--- Start of RECORD LIST ---

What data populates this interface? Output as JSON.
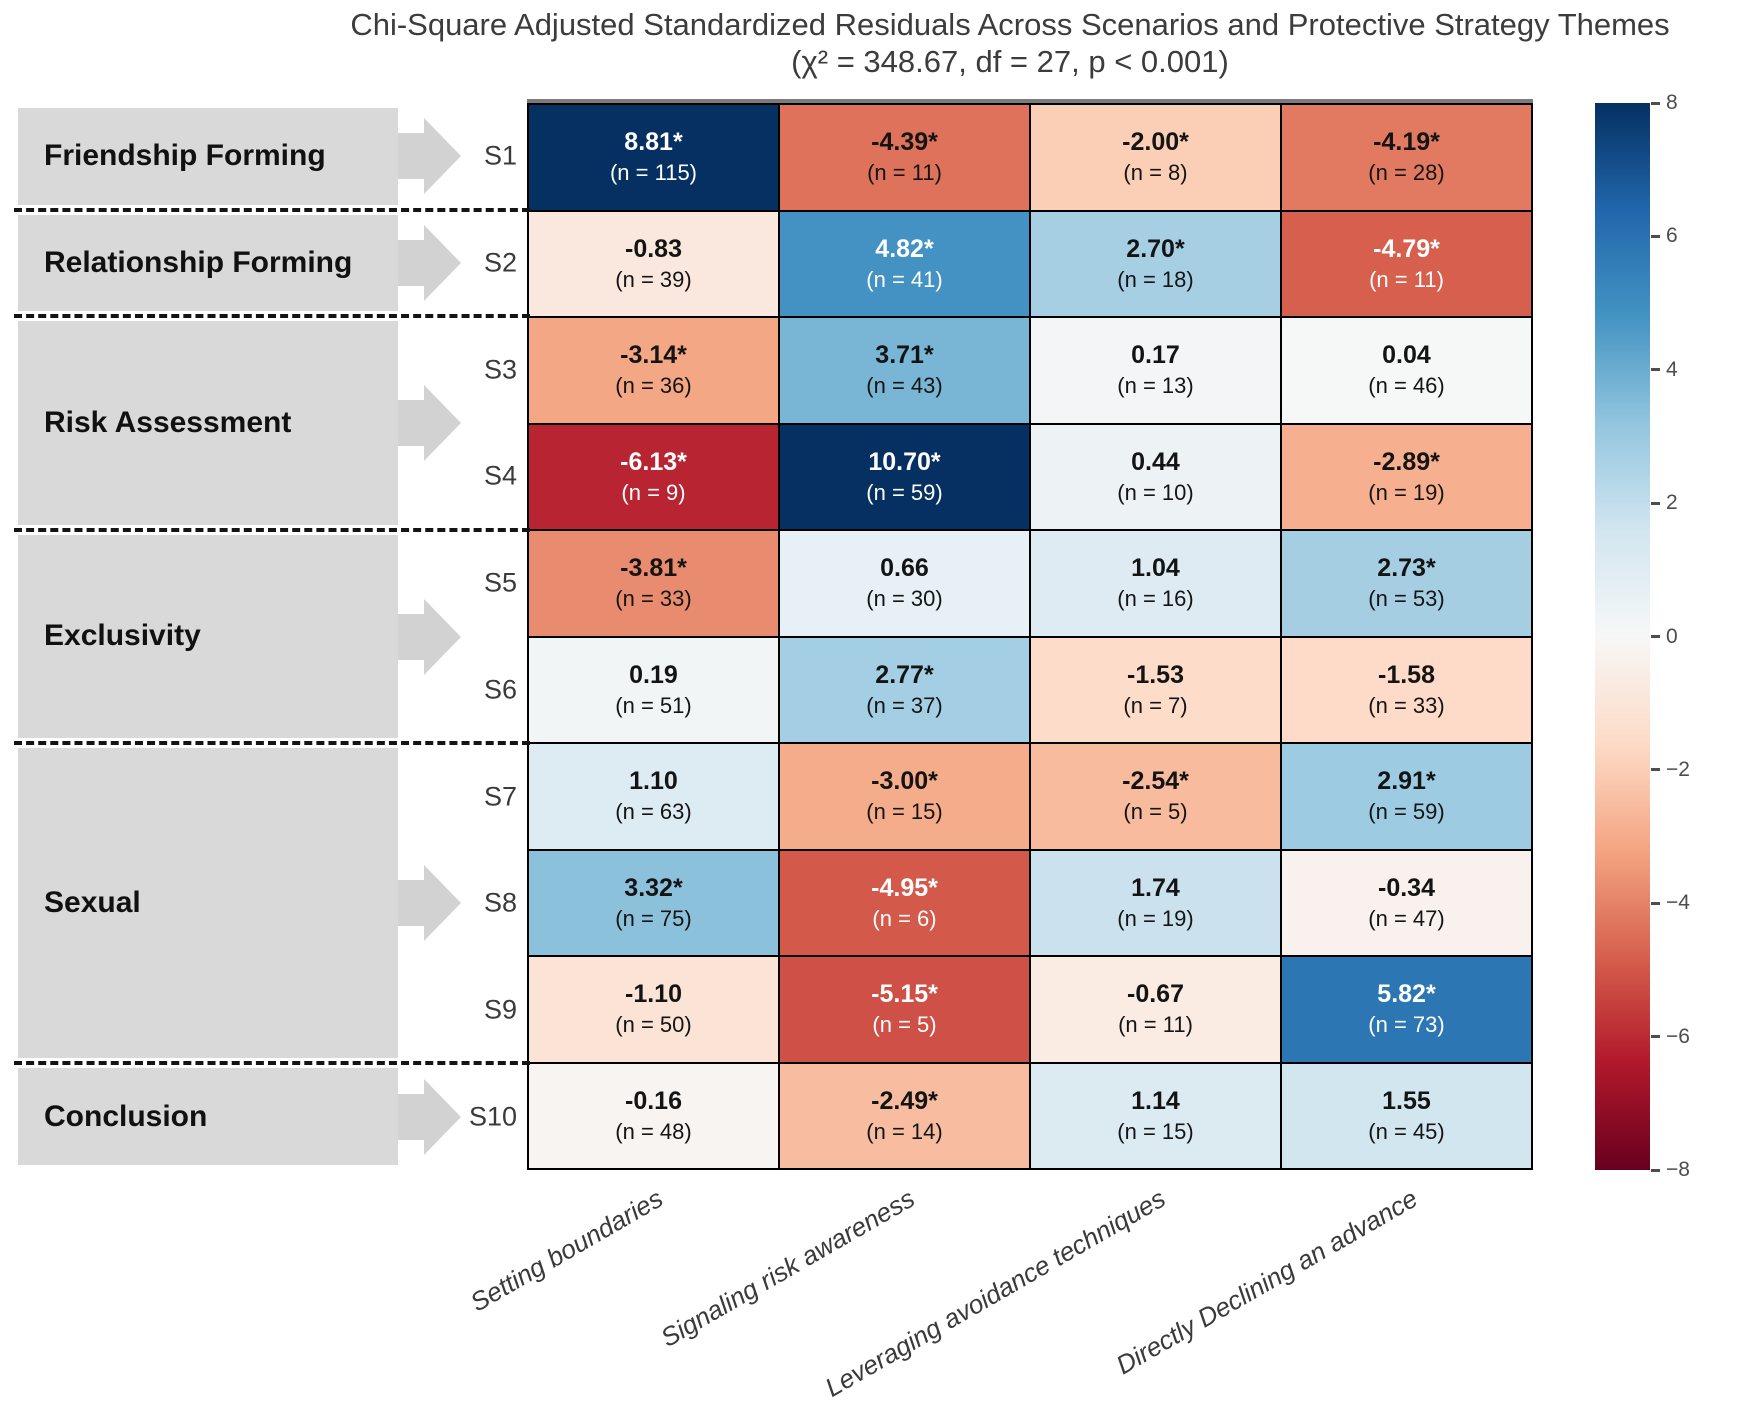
{
  "title": "Chi-Square Adjusted Standardized Residuals Across Scenarios and Protective Strategy Themes",
  "subtitle": "(χ² = 348.67, df = 27, p < 0.001)",
  "colors": {
    "group_box": "#d9d9d9",
    "arrow": "#d2d2d2",
    "cell_text_dark": "#141414",
    "cell_text_light": "#ffffff",
    "axis_text": "#3a3a3a",
    "tick_text": "#4d4d4d"
  },
  "chart_data": {
    "type": "heatmap",
    "title": "Chi-Square Adjusted Standardized Residuals Across Scenarios and Protective Strategy Themes",
    "subtitle": "(χ² = 348.67, df = 27, p < 0.001)",
    "x_categories": [
      "Setting boundaries",
      "Signaling risk awareness",
      "Leveraging avoidance techniques",
      "Directly Declining an advance"
    ],
    "row_ids": [
      "S1",
      "S2",
      "S3",
      "S4",
      "S5",
      "S6",
      "S7",
      "S8",
      "S9",
      "S10"
    ],
    "row_groups": [
      {
        "label": "Friendship Forming",
        "rows": [
          "S1"
        ]
      },
      {
        "label": "Relationship Forming",
        "rows": [
          "S2"
        ]
      },
      {
        "label": "Risk Assessment",
        "rows": [
          "S3",
          "S4"
        ]
      },
      {
        "label": "Exclusivity",
        "rows": [
          "S5",
          "S6"
        ]
      },
      {
        "label": "Sexual",
        "rows": [
          "S7",
          "S8",
          "S9"
        ]
      },
      {
        "label": "Conclusion",
        "rows": [
          "S10"
        ]
      }
    ],
    "significance_marker": "*",
    "cells": [
      [
        {
          "value": 8.81,
          "sig": true,
          "n": 115
        },
        {
          "value": -4.39,
          "sig": true,
          "n": 11
        },
        {
          "value": -2.0,
          "sig": true,
          "n": 8
        },
        {
          "value": -4.19,
          "sig": true,
          "n": 28
        }
      ],
      [
        {
          "value": -0.83,
          "sig": false,
          "n": 39
        },
        {
          "value": 4.82,
          "sig": true,
          "n": 41
        },
        {
          "value": 2.7,
          "sig": true,
          "n": 18
        },
        {
          "value": -4.79,
          "sig": true,
          "n": 11
        }
      ],
      [
        {
          "value": -3.14,
          "sig": true,
          "n": 36
        },
        {
          "value": 3.71,
          "sig": true,
          "n": 43
        },
        {
          "value": 0.17,
          "sig": false,
          "n": 13
        },
        {
          "value": 0.04,
          "sig": false,
          "n": 46
        }
      ],
      [
        {
          "value": -6.13,
          "sig": true,
          "n": 9
        },
        {
          "value": 10.7,
          "sig": true,
          "n": 59
        },
        {
          "value": 0.44,
          "sig": false,
          "n": 10
        },
        {
          "value": -2.89,
          "sig": true,
          "n": 19
        }
      ],
      [
        {
          "value": -3.81,
          "sig": true,
          "n": 33
        },
        {
          "value": 0.66,
          "sig": false,
          "n": 30
        },
        {
          "value": 1.04,
          "sig": false,
          "n": 16
        },
        {
          "value": 2.73,
          "sig": true,
          "n": 53
        }
      ],
      [
        {
          "value": 0.19,
          "sig": false,
          "n": 51
        },
        {
          "value": 2.77,
          "sig": true,
          "n": 37
        },
        {
          "value": -1.53,
          "sig": false,
          "n": 7
        },
        {
          "value": -1.58,
          "sig": false,
          "n": 33
        }
      ],
      [
        {
          "value": 1.1,
          "sig": false,
          "n": 63
        },
        {
          "value": -3.0,
          "sig": true,
          "n": 15
        },
        {
          "value": -2.54,
          "sig": true,
          "n": 5
        },
        {
          "value": 2.91,
          "sig": true,
          "n": 59
        }
      ],
      [
        {
          "value": 3.32,
          "sig": true,
          "n": 75
        },
        {
          "value": -4.95,
          "sig": true,
          "n": 6
        },
        {
          "value": 1.74,
          "sig": false,
          "n": 19
        },
        {
          "value": -0.34,
          "sig": false,
          "n": 47
        }
      ],
      [
        {
          "value": -1.1,
          "sig": false,
          "n": 50
        },
        {
          "value": -5.15,
          "sig": true,
          "n": 5
        },
        {
          "value": -0.67,
          "sig": false,
          "n": 11
        },
        {
          "value": 5.82,
          "sig": true,
          "n": 73
        }
      ],
      [
        {
          "value": -0.16,
          "sig": false,
          "n": 48
        },
        {
          "value": -2.49,
          "sig": true,
          "n": 14
        },
        {
          "value": 1.14,
          "sig": false,
          "n": 15
        },
        {
          "value": 1.55,
          "sig": false,
          "n": 45
        }
      ]
    ],
    "colorbar": {
      "vmin": -8,
      "vmax": 8,
      "tick_values": [
        8,
        6,
        4,
        2,
        0,
        -2,
        -4,
        -6,
        -8
      ],
      "tick_labels": [
        "8",
        "6",
        "4",
        "2",
        "0",
        "−2",
        "−4",
        "−6",
        "−8"
      ],
      "position": "right",
      "colormap": "RdBu",
      "stops_top_to_bottom": [
        "#053061",
        "#2166ac",
        "#4393c3",
        "#92c5de",
        "#d1e5f0",
        "#f7f7f7",
        "#fddbc7",
        "#f4a582",
        "#d6604d",
        "#b2182b",
        "#67001f"
      ]
    },
    "grid": false,
    "legend_position": "right"
  }
}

--- End of RECORD LIST ---

#### TASK REQUIREMENTS
Write out the listing word for word, omitting the pictures it holds.

#### SOLUTION TO THIS EXERCISE
What data populates this interface? Output as JSON.
{
  "title": "Chi-Square Adjusted Standardized Residuals Across Scenarios and Protective Strategy Themes",
  "subtitle": "(χ² = 348.67, df = 27, p < 0.001)",
  "colors": {
    "group_box": "#d9d9d9",
    "arrow": "#d2d2d2",
    "cell_text_dark": "#141414",
    "cell_text_light": "#ffffff",
    "axis_text": "#3a3a3a",
    "tick_text": "#4d4d4d"
  },
  "chart_data": {
    "type": "heatmap",
    "title": "Chi-Square Adjusted Standardized Residuals Across Scenarios and Protective Strategy Themes",
    "subtitle": "(χ² = 348.67, df = 27, p < 0.001)",
    "x_categories": [
      "Setting boundaries",
      "Signaling risk awareness",
      "Leveraging avoidance techniques",
      "Directly Declining an advance"
    ],
    "row_ids": [
      "S1",
      "S2",
      "S3",
      "S4",
      "S5",
      "S6",
      "S7",
      "S8",
      "S9",
      "S10"
    ],
    "row_groups": [
      {
        "label": "Friendship Forming",
        "rows": [
          "S1"
        ]
      },
      {
        "label": "Relationship Forming",
        "rows": [
          "S2"
        ]
      },
      {
        "label": "Risk Assessment",
        "rows": [
          "S3",
          "S4"
        ]
      },
      {
        "label": "Exclusivity",
        "rows": [
          "S5",
          "S6"
        ]
      },
      {
        "label": "Sexual",
        "rows": [
          "S7",
          "S8",
          "S9"
        ]
      },
      {
        "label": "Conclusion",
        "rows": [
          "S10"
        ]
      }
    ],
    "significance_marker": "*",
    "cells": [
      [
        {
          "value": 8.81,
          "sig": true,
          "n": 115
        },
        {
          "value": -4.39,
          "sig": true,
          "n": 11
        },
        {
          "value": -2.0,
          "sig": true,
          "n": 8
        },
        {
          "value": -4.19,
          "sig": true,
          "n": 28
        }
      ],
      [
        {
          "value": -0.83,
          "sig": false,
          "n": 39
        },
        {
          "value": 4.82,
          "sig": true,
          "n": 41
        },
        {
          "value": 2.7,
          "sig": true,
          "n": 18
        },
        {
          "value": -4.79,
          "sig": true,
          "n": 11
        }
      ],
      [
        {
          "value": -3.14,
          "sig": true,
          "n": 36
        },
        {
          "value": 3.71,
          "sig": true,
          "n": 43
        },
        {
          "value": 0.17,
          "sig": false,
          "n": 13
        },
        {
          "value": 0.04,
          "sig": false,
          "n": 46
        }
      ],
      [
        {
          "value": -6.13,
          "sig": true,
          "n": 9
        },
        {
          "value": 10.7,
          "sig": true,
          "n": 59
        },
        {
          "value": 0.44,
          "sig": false,
          "n": 10
        },
        {
          "value": -2.89,
          "sig": true,
          "n": 19
        }
      ],
      [
        {
          "value": -3.81,
          "sig": true,
          "n": 33
        },
        {
          "value": 0.66,
          "sig": false,
          "n": 30
        },
        {
          "value": 1.04,
          "sig": false,
          "n": 16
        },
        {
          "value": 2.73,
          "sig": true,
          "n": 53
        }
      ],
      [
        {
          "value": 0.19,
          "sig": false,
          "n": 51
        },
        {
          "value": 2.77,
          "sig": true,
          "n": 37
        },
        {
          "value": -1.53,
          "sig": false,
          "n": 7
        },
        {
          "value": -1.58,
          "sig": false,
          "n": 33
        }
      ],
      [
        {
          "value": 1.1,
          "sig": false,
          "n": 63
        },
        {
          "value": -3.0,
          "sig": true,
          "n": 15
        },
        {
          "value": -2.54,
          "sig": true,
          "n": 5
        },
        {
          "value": 2.91,
          "sig": true,
          "n": 59
        }
      ],
      [
        {
          "value": 3.32,
          "sig": true,
          "n": 75
        },
        {
          "value": -4.95,
          "sig": true,
          "n": 6
        },
        {
          "value": 1.74,
          "sig": false,
          "n": 19
        },
        {
          "value": -0.34,
          "sig": false,
          "n": 47
        }
      ],
      [
        {
          "value": -1.1,
          "sig": false,
          "n": 50
        },
        {
          "value": -5.15,
          "sig": true,
          "n": 5
        },
        {
          "value": -0.67,
          "sig": false,
          "n": 11
        },
        {
          "value": 5.82,
          "sig": true,
          "n": 73
        }
      ],
      [
        {
          "value": -0.16,
          "sig": false,
          "n": 48
        },
        {
          "value": -2.49,
          "sig": true,
          "n": 14
        },
        {
          "value": 1.14,
          "sig": false,
          "n": 15
        },
        {
          "value": 1.55,
          "sig": false,
          "n": 45
        }
      ]
    ],
    "colorbar": {
      "vmin": -8,
      "vmax": 8,
      "tick_values": [
        8,
        6,
        4,
        2,
        0,
        -2,
        -4,
        -6,
        -8
      ],
      "tick_labels": [
        "8",
        "6",
        "4",
        "2",
        "0",
        "−2",
        "−4",
        "−6",
        "−8"
      ],
      "position": "right",
      "colormap": "RdBu",
      "stops_top_to_bottom": [
        "#053061",
        "#2166ac",
        "#4393c3",
        "#92c5de",
        "#d1e5f0",
        "#f7f7f7",
        "#fddbc7",
        "#f4a582",
        "#d6604d",
        "#b2182b",
        "#67001f"
      ]
    },
    "grid": false,
    "legend_position": "right"
  }
}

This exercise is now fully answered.